- Exercise data:
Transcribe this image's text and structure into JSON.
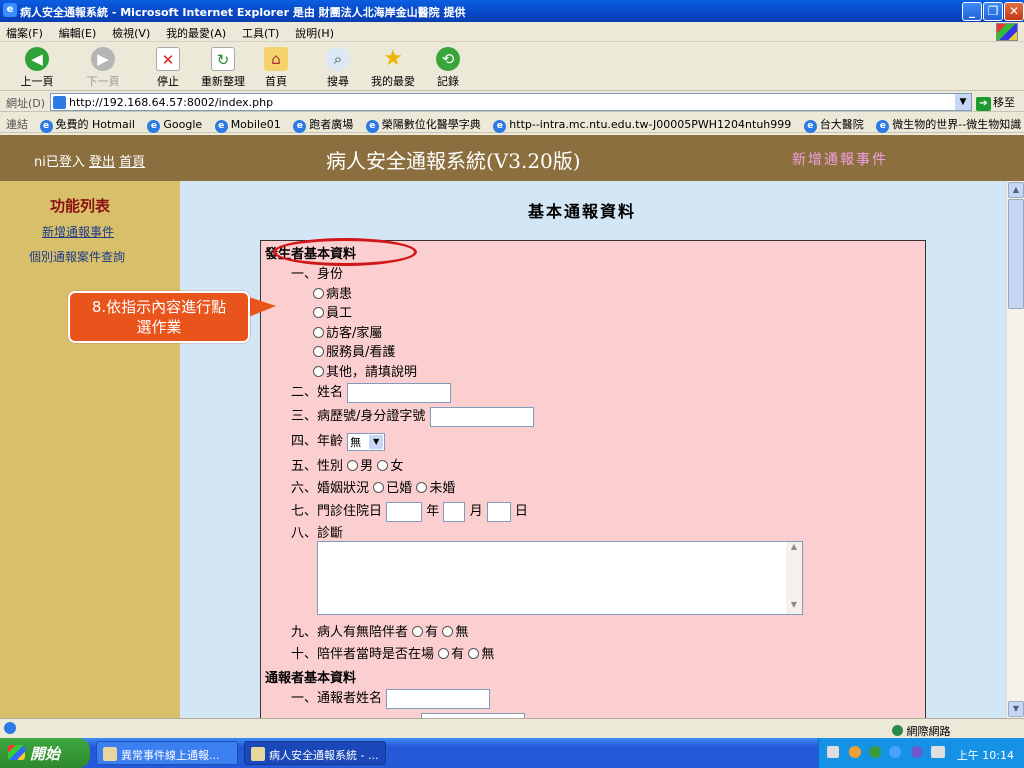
{
  "window": {
    "title": "病人安全通報系統 - Microsoft Internet Explorer 是由 財團法人北海岸金山醫院 提供"
  },
  "menu": [
    "檔案(F)",
    "編輯(E)",
    "檢視(V)",
    "我的最愛(A)",
    "工具(T)",
    "說明(H)"
  ],
  "toolbar": {
    "back": "上一頁",
    "forward": "下一頁",
    "stop": "停止",
    "refresh": "重新整理",
    "home": "首頁",
    "search": "搜尋",
    "favorites": "我的最愛",
    "history": "記錄"
  },
  "address": {
    "label": "網址(D)",
    "url": "http://192.168.64.57:8002/index.php",
    "go": "移至"
  },
  "links": {
    "label": "連結",
    "items": [
      "免費的 Hotmail",
      "Google",
      "Mobile01",
      "跑者廣場",
      "榮陽數位化醫學字典",
      "http--intra.mc.ntu.edu.tw-J00005PWH1204ntuh999",
      "台大醫院",
      "微生物的世界--微生物知識"
    ]
  },
  "header": {
    "user": "ni已登入",
    "logout": "登出",
    "home": "首頁",
    "title": "病人安全通報系統(V3.20版)",
    "page_name": "新增通報事件"
  },
  "sidebar": {
    "title": "功能列表",
    "new_event": "新增通報事件",
    "case_query": "個別通報案件查詢"
  },
  "callout": {
    "line1": "8.依指示內容進行點",
    "line2": "選作業"
  },
  "form": {
    "title": "基本通報資料",
    "section1": "發生者基本資料",
    "identity_label": "一、身份",
    "identity_options": [
      "病患",
      "員工",
      "訪客/家屬",
      "服務員/看護",
      "其他，請填說明"
    ],
    "name_label": "二、姓名",
    "id_label": "三、病歷號/身分證字號",
    "age_label": "四、年齡",
    "age_value": "無",
    "gender_label": "五、性別",
    "gender_male": "男",
    "gender_female": "女",
    "marital_label": "六、婚姻狀況",
    "marital_married": "已婚",
    "marital_single": "未婚",
    "visit_label": "七、門診住院日",
    "year": "年",
    "month": "月",
    "day": "日",
    "diagnosis_label": "八、診斷",
    "companion_label": "九、病人有無陪伴者",
    "companion_present_label": "十、陪伴者當時是否在場",
    "yes": "有",
    "no": "無",
    "section2": "通報者基本資料",
    "reporter_name_label": "一、通報者姓名"
  },
  "status": {
    "zone": "網際網路"
  },
  "taskbar": {
    "start": "開始",
    "task1": "異常事件線上通報...",
    "task2": "病人安全通報系統 - ...",
    "time": "上午 10:14"
  }
}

- Given exercise:
Transcribe each entry precisely as given, leaving the pictures out.

- Exercise response:
Transcribe this image's text and structure into JSON.
{
  "window": {
    "title": "病人安全通報系統 - Microsoft Internet Explorer 是由 財團法人北海岸金山醫院 提供"
  },
  "menu": [
    "檔案(F)",
    "編輯(E)",
    "檢視(V)",
    "我的最愛(A)",
    "工具(T)",
    "說明(H)"
  ],
  "toolbar": {
    "back": "上一頁",
    "forward": "下一頁",
    "stop": "停止",
    "refresh": "重新整理",
    "home": "首頁",
    "search": "搜尋",
    "favorites": "我的最愛",
    "history": "記錄"
  },
  "address": {
    "label": "網址(D)",
    "url": "http://192.168.64.57:8002/index.php",
    "go": "移至"
  },
  "links": {
    "label": "連結",
    "items": [
      "免費的 Hotmail",
      "Google",
      "Mobile01",
      "跑者廣場",
      "榮陽數位化醫學字典",
      "http--intra.mc.ntu.edu.tw-J00005PWH1204ntuh999",
      "台大醫院",
      "微生物的世界--微生物知識"
    ]
  },
  "header": {
    "user": "ni已登入",
    "logout": "登出",
    "home": "首頁",
    "title": "病人安全通報系統(V3.20版)",
    "page_name": "新增通報事件"
  },
  "sidebar": {
    "title": "功能列表",
    "new_event": "新增通報事件",
    "case_query": "個別通報案件查詢"
  },
  "callout": {
    "line1": "8.依指示內容進行點",
    "line2": "選作業"
  },
  "form": {
    "title": "基本通報資料",
    "section1": "發生者基本資料",
    "identity_label": "一、身份",
    "identity_options": [
      "病患",
      "員工",
      "訪客/家屬",
      "服務員/看護",
      "其他，請填說明"
    ],
    "name_label": "二、姓名",
    "id_label": "三、病歷號/身分證字號",
    "age_label": "四、年齡",
    "age_value": "無",
    "gender_label": "五、性別",
    "gender_male": "男",
    "gender_female": "女",
    "marital_label": "六、婚姻狀況",
    "marital_married": "已婚",
    "marital_single": "未婚",
    "visit_label": "七、門診住院日",
    "year": "年",
    "month": "月",
    "day": "日",
    "diagnosis_label": "八、診斷",
    "companion_label": "九、病人有無陪伴者",
    "companion_present_label": "十、陪伴者當時是否在場",
    "yes": "有",
    "no": "無",
    "section2": "通報者基本資料",
    "reporter_name_label": "一、通報者姓名"
  },
  "status": {
    "zone": "網際網路"
  },
  "taskbar": {
    "start": "開始",
    "task1": "異常事件線上通報...",
    "task2": "病人安全通報系統 - ...",
    "time": "上午 10:14"
  }
}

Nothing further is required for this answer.